---------- DATA PROVIDED

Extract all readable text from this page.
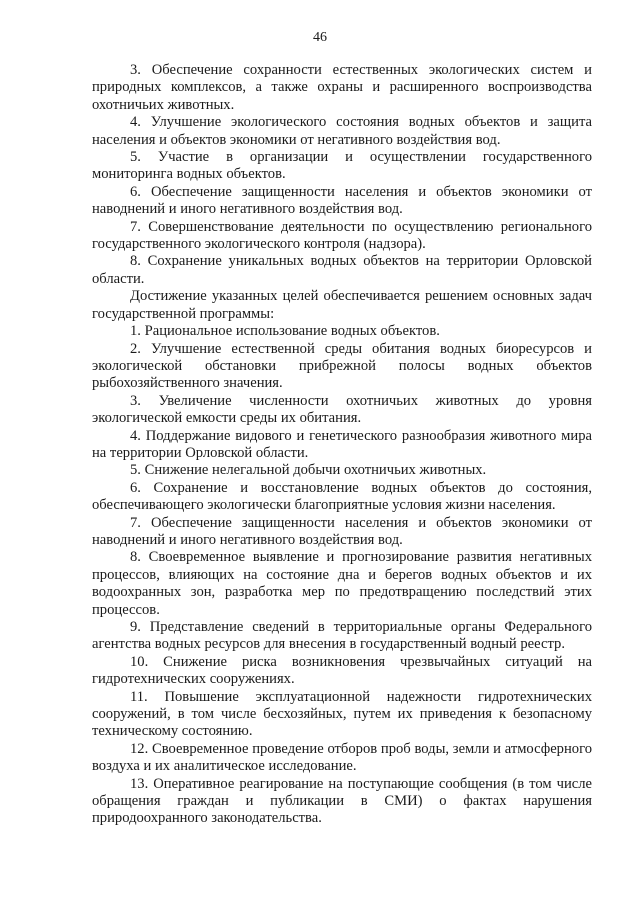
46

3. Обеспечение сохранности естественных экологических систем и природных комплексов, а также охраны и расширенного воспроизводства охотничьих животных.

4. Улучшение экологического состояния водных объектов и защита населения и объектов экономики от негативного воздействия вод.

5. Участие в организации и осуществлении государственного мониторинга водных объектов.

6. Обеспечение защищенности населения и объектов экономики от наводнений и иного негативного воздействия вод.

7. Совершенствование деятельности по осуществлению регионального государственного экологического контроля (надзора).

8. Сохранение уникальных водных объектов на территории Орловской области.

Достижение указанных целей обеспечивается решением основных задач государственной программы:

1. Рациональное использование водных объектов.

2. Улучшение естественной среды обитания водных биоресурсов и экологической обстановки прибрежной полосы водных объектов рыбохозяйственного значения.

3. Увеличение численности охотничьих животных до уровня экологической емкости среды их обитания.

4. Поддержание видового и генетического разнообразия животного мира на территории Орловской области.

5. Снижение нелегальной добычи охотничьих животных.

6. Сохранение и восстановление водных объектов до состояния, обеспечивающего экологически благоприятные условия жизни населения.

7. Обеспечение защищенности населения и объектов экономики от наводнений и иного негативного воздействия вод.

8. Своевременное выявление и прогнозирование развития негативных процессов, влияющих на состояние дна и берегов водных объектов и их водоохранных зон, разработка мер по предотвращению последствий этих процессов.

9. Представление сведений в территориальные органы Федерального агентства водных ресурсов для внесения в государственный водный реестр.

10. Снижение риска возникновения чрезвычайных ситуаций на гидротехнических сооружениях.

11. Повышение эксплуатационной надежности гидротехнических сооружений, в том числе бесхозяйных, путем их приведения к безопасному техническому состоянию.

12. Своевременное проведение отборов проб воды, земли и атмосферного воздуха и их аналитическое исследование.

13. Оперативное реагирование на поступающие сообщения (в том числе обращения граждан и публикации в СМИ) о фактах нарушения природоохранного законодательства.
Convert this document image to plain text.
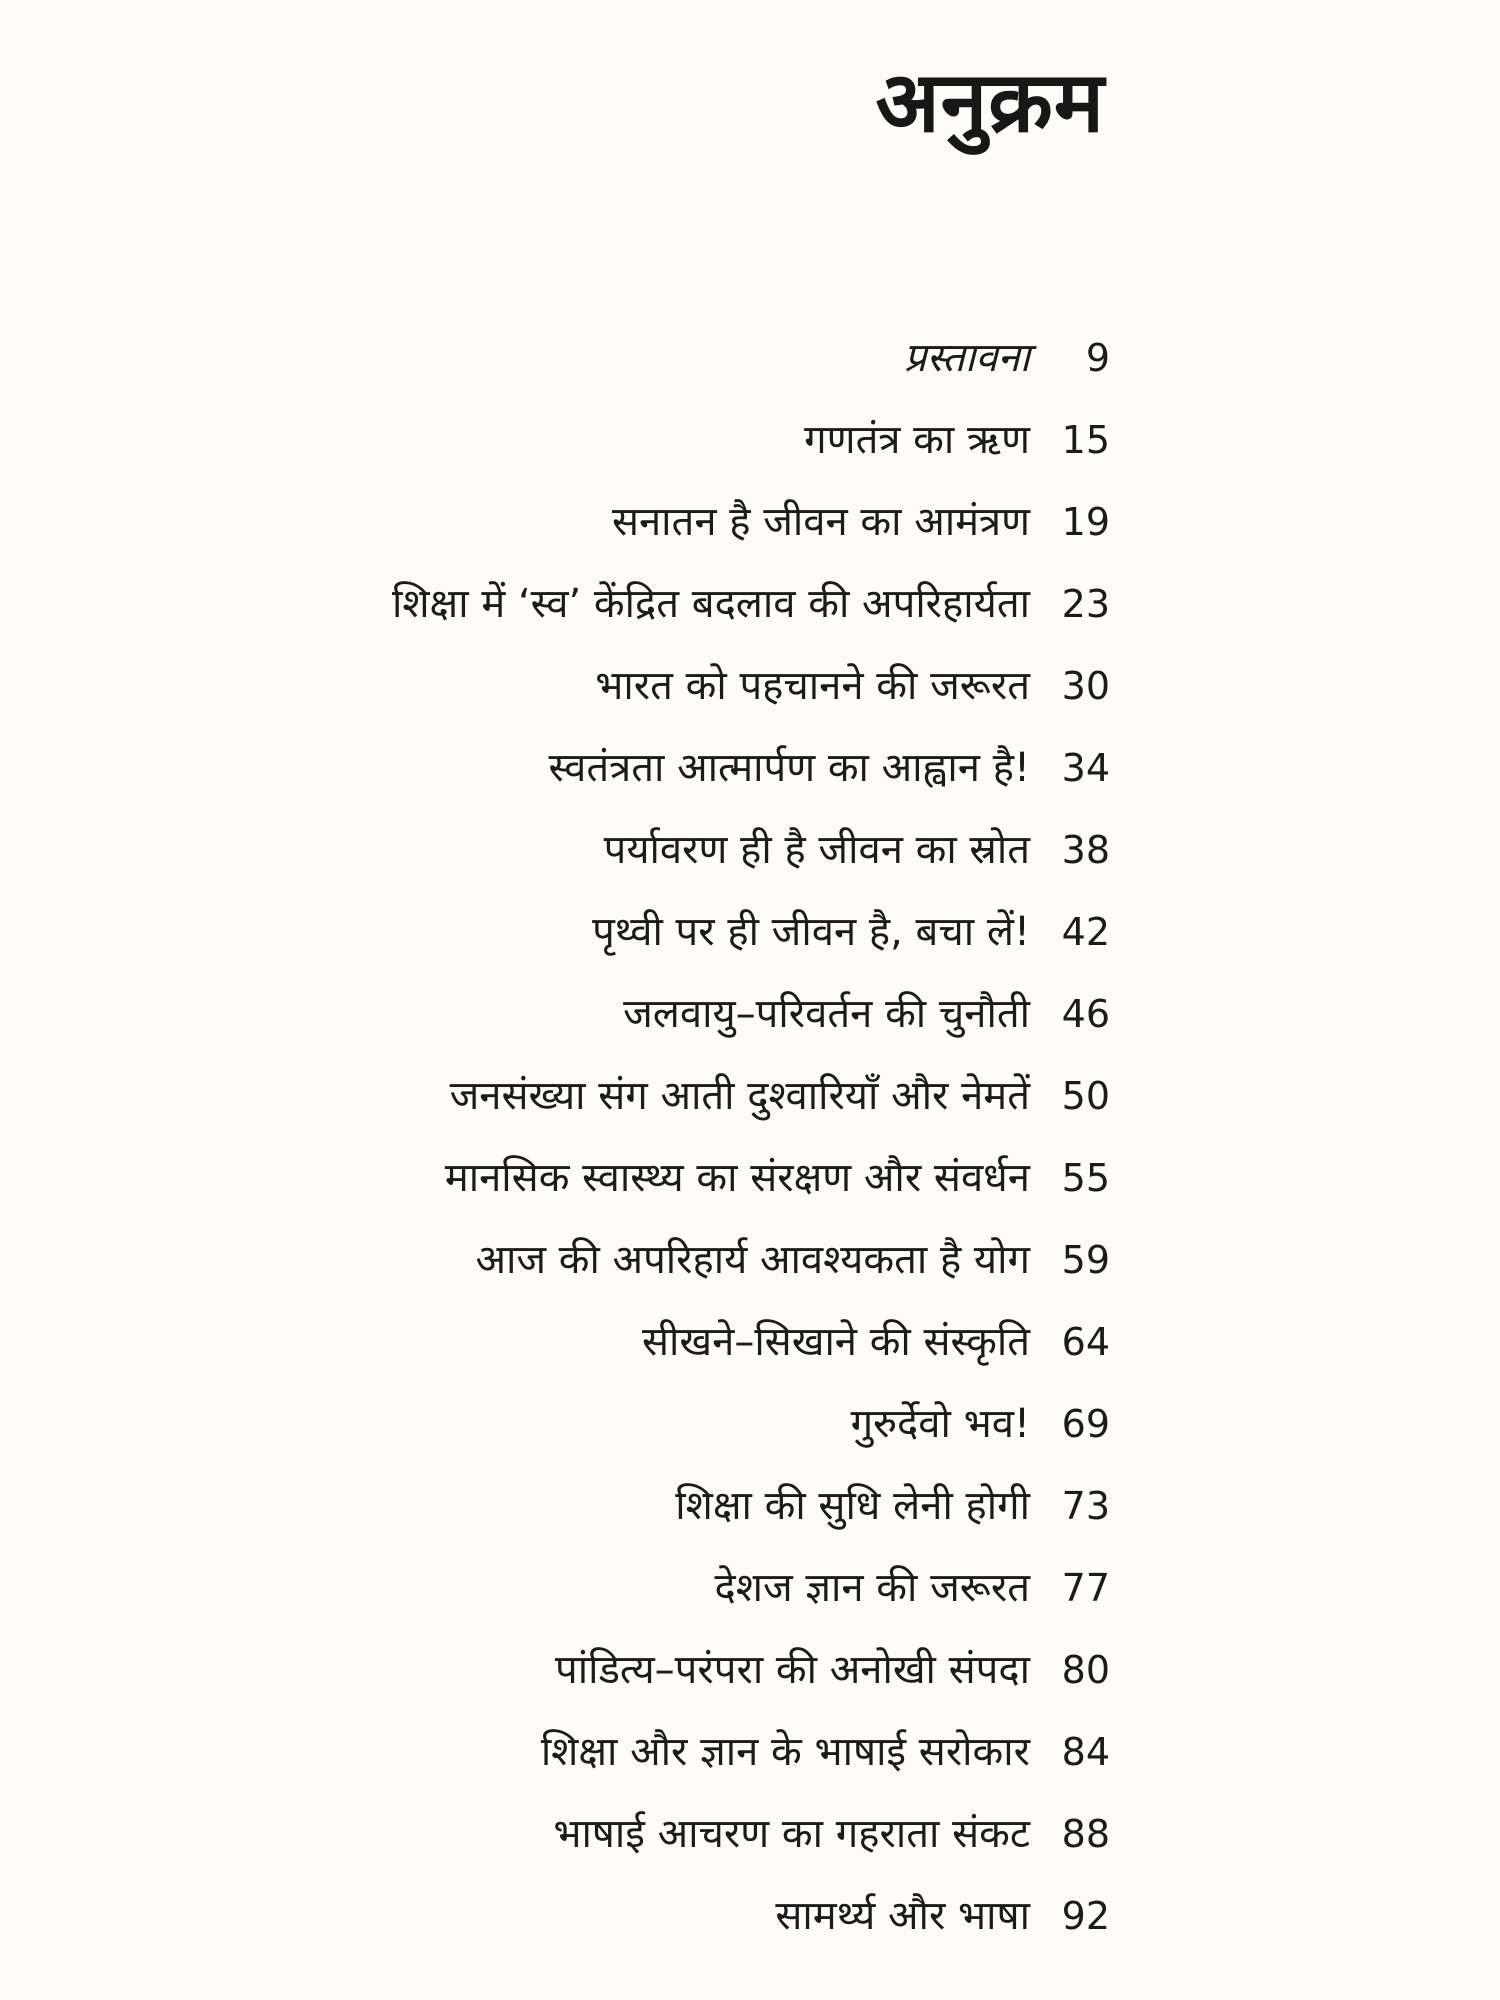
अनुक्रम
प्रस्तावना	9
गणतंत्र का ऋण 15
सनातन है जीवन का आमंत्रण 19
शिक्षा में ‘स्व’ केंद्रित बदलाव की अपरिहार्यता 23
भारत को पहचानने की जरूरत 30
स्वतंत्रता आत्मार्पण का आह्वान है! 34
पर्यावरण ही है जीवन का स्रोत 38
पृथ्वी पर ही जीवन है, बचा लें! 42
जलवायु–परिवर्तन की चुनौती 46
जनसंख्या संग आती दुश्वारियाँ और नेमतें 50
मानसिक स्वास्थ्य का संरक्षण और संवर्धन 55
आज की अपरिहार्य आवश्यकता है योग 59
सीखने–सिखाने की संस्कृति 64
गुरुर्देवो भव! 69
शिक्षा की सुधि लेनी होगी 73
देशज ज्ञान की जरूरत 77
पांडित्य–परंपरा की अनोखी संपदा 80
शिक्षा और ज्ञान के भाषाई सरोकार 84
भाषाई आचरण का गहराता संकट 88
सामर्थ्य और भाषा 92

--------------------

▸ **WORK INSTRUCTIONS**
Except for the pictures, give all the material above again verbatim.

▸ **FULL RESPONSE**
Extract all readable text from this page.
46

3. Обеспечение сохранности естественных экологических систем и природных комплексов, а также охраны и расширенного воспроизводства охотничьих животных.

4. Улучшение экологического состояния водных объектов и защита населения и объектов экономики от негативного воздействия вод.

5. Участие в организации и осуществлении государственного мониторинга водных объектов.

6. Обеспечение защищенности населения и объектов экономики от наводнений и иного негативного воздействия вод.

7. Совершенствование деятельности по осуществлению регионального государственного экологического контроля (надзора).

8. Сохранение уникальных водных объектов на территории Орловской области.

Достижение указанных целей обеспечивается решением основных задач государственной программы:

1. Рациональное использование водных объектов.

2. Улучшение естественной среды обитания водных биоресурсов и экологической обстановки прибрежной полосы водных объектов рыбохозяйственного значения.

3. Увеличение численности охотничьих животных до уровня экологической емкости среды их обитания.

4. Поддержание видового и генетического разнообразия животного мира на территории Орловской области.

5. Снижение нелегальной добычи охотничьих животных.

6. Сохранение и восстановление водных объектов до состояния, обеспечивающего экологически благоприятные условия жизни населения.

7. Обеспечение защищенности населения и объектов экономики от наводнений и иного негативного воздействия вод.

8. Своевременное выявление и прогнозирование развития негативных процессов, влияющих на состояние дна и берегов водных объектов и их водоохранных зон, разработка мер по предотвращению последствий этих процессов.

9. Представление сведений в территориальные органы Федерального агентства водных ресурсов для внесения в государственный водный реестр.

10. Снижение риска возникновения чрезвычайных ситуаций на гидротехнических сооружениях.

11. Повышение эксплуатационной надежности гидротехнических сооружений, в том числе бесхозяйных, путем их приведения к безопасному техническому состоянию.

12. Своевременное проведение отборов проб воды, земли и атмосферного воздуха и их аналитическое исследование.

13. Оперативное реагирование на поступающие сообщения (в том числе обращения граждан и публикации в СМИ) о фактах нарушения природоохранного законодательства.
Convert this document image to plain text.
अनुक्रम
प्रस्तावना	9
गणतंत्र का ऋण 15
सनातन है जीवन का आमंत्रण 19
शिक्षा में ‘स्व’ केंद्रित बदलाव की अपरिहार्यता 23
भारत को पहचानने की जरूरत 30
स्वतंत्रता आत्मार्पण का आह्वान है! 34
पर्यावरण ही है जीवन का स्रोत 38
पृथ्वी पर ही जीवन है, बचा लें! 42
जलवायु–परिवर्तन की चुनौती 46
जनसंख्या संग आती दुश्वारियाँ और नेमतें 50
मानसिक स्वास्थ्य का संरक्षण और संवर्धन 55
आज की अपरिहार्य आवश्यकता है योग 59
सीखने–सिखाने की संस्कृति 64
गुरुर्देवो भव! 69
शिक्षा की सुधि लेनी होगी 73
देशज ज्ञान की जरूरत 77
पांडित्य–परंपरा की अनोखी संपदा 80
शिक्षा और ज्ञान के भाषाई सरोकार 84
भाषाई आचरण का गहराता संकट 88
सामर्थ्य और भाषा 92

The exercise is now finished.